## Short exercise
Give the number of lines in the listing that hold the word "make". Write nothing but that number.

## Input for this task
▼▼▼
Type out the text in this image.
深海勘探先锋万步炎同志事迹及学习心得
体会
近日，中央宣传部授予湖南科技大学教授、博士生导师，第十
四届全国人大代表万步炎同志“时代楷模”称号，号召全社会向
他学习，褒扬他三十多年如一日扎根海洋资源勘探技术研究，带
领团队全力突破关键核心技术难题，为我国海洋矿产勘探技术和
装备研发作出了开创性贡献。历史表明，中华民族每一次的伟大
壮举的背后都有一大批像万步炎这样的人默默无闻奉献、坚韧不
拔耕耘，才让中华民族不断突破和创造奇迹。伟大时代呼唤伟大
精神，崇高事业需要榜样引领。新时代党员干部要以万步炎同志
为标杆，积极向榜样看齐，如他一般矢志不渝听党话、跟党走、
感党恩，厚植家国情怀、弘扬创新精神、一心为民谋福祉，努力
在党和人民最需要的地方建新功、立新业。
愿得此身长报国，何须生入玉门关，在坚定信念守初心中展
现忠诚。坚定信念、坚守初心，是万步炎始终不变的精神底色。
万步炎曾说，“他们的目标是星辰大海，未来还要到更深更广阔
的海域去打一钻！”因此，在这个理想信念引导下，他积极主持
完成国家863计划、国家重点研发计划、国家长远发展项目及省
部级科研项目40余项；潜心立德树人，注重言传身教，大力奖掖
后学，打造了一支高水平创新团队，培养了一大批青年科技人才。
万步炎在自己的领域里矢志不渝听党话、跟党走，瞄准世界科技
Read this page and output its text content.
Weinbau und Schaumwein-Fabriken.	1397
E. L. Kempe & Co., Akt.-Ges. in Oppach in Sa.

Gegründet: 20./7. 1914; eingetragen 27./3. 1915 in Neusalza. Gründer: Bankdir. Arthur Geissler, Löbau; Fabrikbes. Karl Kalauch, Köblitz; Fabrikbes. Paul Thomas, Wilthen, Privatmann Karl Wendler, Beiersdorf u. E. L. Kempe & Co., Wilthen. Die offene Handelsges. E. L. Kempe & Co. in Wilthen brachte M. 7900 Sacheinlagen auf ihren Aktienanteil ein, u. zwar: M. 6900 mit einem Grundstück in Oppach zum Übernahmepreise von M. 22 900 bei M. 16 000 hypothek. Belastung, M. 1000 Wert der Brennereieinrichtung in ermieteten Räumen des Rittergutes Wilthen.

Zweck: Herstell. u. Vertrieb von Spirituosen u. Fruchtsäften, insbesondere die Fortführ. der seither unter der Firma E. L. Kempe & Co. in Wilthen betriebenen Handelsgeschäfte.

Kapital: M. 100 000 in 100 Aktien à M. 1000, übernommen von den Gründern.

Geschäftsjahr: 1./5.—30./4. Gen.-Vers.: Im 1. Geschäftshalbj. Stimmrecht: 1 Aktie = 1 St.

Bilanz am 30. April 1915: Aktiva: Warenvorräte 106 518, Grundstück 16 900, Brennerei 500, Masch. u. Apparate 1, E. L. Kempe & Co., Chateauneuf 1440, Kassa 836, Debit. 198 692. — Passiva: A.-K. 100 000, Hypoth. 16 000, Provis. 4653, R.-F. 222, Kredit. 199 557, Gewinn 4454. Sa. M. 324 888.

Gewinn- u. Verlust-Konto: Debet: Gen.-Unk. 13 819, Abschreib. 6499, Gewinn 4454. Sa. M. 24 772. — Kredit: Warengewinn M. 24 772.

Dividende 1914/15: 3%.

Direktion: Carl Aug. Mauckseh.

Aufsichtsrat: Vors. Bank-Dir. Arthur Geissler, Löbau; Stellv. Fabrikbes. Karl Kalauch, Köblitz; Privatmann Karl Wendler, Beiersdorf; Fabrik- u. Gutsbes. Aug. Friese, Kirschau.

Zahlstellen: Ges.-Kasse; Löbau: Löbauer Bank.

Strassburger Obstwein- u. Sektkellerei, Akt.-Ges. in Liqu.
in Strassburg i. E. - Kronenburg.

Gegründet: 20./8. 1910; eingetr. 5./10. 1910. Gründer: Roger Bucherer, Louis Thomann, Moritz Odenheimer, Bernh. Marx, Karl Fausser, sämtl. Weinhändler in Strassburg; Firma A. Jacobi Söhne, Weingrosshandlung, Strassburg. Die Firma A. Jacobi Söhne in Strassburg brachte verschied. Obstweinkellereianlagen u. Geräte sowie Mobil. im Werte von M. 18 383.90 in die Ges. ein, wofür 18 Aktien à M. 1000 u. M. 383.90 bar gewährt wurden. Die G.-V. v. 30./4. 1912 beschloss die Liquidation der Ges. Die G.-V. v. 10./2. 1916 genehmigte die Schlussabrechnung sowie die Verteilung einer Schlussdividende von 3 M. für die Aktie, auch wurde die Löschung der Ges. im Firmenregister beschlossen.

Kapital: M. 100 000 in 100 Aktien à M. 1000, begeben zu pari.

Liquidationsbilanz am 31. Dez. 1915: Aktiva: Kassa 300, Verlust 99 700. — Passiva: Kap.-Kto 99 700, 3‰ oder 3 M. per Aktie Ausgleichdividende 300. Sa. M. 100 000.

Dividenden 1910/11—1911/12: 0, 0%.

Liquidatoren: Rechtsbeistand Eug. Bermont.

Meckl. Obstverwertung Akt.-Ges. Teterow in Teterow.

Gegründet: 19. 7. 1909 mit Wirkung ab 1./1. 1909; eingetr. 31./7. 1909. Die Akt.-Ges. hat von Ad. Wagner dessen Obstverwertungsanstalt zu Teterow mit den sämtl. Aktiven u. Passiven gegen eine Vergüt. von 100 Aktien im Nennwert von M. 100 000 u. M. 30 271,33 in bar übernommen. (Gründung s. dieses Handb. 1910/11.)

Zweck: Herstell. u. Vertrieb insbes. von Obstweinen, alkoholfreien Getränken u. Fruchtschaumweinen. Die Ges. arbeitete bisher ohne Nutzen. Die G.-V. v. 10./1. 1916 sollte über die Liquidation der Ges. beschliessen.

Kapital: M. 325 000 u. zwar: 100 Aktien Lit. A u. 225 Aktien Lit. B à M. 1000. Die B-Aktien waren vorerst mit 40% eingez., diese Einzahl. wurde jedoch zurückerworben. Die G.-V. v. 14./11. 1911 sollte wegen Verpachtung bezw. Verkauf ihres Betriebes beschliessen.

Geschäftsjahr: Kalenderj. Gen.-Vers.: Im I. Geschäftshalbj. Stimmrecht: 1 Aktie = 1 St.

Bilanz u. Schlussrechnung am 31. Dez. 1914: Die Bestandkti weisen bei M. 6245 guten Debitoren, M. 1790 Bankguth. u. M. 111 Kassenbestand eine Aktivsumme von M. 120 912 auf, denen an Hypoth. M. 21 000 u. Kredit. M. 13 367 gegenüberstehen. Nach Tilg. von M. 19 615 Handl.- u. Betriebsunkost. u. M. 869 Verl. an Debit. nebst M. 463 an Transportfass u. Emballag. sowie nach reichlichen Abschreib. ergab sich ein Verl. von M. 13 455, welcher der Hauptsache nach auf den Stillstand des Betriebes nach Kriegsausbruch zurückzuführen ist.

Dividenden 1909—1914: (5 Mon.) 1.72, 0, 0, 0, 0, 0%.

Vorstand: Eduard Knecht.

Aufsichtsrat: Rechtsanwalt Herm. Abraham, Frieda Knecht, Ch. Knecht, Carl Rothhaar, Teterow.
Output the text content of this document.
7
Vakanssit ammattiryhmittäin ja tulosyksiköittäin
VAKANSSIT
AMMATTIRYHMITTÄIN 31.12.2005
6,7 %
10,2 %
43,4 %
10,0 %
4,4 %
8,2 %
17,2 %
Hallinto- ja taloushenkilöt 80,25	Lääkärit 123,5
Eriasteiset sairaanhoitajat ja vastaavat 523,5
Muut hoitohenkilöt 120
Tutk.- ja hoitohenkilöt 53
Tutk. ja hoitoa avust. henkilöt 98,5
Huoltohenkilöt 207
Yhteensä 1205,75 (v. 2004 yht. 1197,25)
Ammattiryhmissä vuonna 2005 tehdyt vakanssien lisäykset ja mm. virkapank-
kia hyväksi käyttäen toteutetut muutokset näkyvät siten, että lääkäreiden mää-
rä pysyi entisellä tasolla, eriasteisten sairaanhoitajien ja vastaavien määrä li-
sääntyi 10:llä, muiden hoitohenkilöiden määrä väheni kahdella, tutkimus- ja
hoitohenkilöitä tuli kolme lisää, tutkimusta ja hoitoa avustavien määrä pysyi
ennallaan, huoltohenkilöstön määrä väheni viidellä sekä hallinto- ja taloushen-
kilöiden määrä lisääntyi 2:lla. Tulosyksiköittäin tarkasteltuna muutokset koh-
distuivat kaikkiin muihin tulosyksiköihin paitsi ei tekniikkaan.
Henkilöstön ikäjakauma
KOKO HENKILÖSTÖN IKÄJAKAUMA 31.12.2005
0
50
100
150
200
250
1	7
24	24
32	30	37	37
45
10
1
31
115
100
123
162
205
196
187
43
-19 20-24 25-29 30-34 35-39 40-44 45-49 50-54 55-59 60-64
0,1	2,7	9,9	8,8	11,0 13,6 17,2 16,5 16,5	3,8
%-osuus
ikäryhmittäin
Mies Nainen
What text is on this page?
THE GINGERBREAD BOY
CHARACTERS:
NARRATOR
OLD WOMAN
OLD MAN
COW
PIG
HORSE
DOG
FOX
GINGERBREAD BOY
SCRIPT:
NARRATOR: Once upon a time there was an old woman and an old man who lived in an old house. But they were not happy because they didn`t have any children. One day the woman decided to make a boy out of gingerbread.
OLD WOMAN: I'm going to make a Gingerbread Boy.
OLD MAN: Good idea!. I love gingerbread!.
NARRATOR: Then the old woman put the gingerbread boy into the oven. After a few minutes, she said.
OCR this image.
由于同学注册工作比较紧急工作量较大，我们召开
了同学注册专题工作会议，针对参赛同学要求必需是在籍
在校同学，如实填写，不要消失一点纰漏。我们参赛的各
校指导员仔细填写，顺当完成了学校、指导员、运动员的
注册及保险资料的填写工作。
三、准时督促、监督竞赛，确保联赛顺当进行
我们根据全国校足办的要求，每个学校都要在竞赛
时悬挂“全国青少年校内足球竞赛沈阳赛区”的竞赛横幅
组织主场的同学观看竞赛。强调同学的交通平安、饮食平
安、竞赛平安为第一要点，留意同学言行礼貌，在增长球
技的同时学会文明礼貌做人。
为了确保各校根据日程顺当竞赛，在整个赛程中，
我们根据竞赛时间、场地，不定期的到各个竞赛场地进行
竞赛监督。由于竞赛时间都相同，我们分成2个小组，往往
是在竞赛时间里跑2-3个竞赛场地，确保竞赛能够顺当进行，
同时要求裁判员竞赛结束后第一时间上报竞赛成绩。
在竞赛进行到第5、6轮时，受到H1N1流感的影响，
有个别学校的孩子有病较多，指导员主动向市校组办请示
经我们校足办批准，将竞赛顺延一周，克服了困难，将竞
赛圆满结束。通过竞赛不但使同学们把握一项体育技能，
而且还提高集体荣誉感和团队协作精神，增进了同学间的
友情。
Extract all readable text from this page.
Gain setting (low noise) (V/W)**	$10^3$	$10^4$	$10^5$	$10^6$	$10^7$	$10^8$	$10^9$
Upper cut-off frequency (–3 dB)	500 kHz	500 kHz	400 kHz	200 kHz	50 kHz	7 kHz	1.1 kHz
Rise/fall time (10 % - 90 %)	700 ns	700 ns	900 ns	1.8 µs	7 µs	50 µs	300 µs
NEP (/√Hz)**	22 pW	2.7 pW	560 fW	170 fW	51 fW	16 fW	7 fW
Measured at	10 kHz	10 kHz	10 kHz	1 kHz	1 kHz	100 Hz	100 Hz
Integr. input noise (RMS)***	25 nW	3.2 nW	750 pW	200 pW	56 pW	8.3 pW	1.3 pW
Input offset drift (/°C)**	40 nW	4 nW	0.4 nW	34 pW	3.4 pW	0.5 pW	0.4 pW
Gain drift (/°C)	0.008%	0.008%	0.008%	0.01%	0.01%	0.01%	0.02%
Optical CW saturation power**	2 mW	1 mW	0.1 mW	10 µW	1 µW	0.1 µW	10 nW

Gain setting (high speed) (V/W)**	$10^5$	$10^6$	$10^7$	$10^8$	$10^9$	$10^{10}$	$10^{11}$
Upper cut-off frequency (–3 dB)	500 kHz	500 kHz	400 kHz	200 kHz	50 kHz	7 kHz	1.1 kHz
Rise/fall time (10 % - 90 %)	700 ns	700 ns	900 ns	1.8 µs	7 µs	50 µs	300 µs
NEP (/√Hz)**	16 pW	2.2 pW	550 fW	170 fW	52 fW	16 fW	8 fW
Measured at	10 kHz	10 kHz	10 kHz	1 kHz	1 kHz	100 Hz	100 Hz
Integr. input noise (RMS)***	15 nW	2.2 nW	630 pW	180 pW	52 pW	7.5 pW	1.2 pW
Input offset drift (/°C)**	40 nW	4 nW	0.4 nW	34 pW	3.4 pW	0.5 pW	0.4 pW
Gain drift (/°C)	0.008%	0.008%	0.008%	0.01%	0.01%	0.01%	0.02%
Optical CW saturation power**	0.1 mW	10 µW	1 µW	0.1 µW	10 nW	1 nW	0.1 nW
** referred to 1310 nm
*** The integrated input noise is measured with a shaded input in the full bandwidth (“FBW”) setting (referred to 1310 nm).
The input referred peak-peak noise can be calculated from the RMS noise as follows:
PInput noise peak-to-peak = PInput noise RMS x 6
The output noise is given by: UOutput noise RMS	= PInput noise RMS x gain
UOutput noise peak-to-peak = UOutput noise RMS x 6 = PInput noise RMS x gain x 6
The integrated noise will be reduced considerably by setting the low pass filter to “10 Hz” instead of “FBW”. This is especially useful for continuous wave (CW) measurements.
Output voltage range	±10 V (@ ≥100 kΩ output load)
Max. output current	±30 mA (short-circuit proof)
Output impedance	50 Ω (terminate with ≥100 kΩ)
▲▲▲
## Written reply
2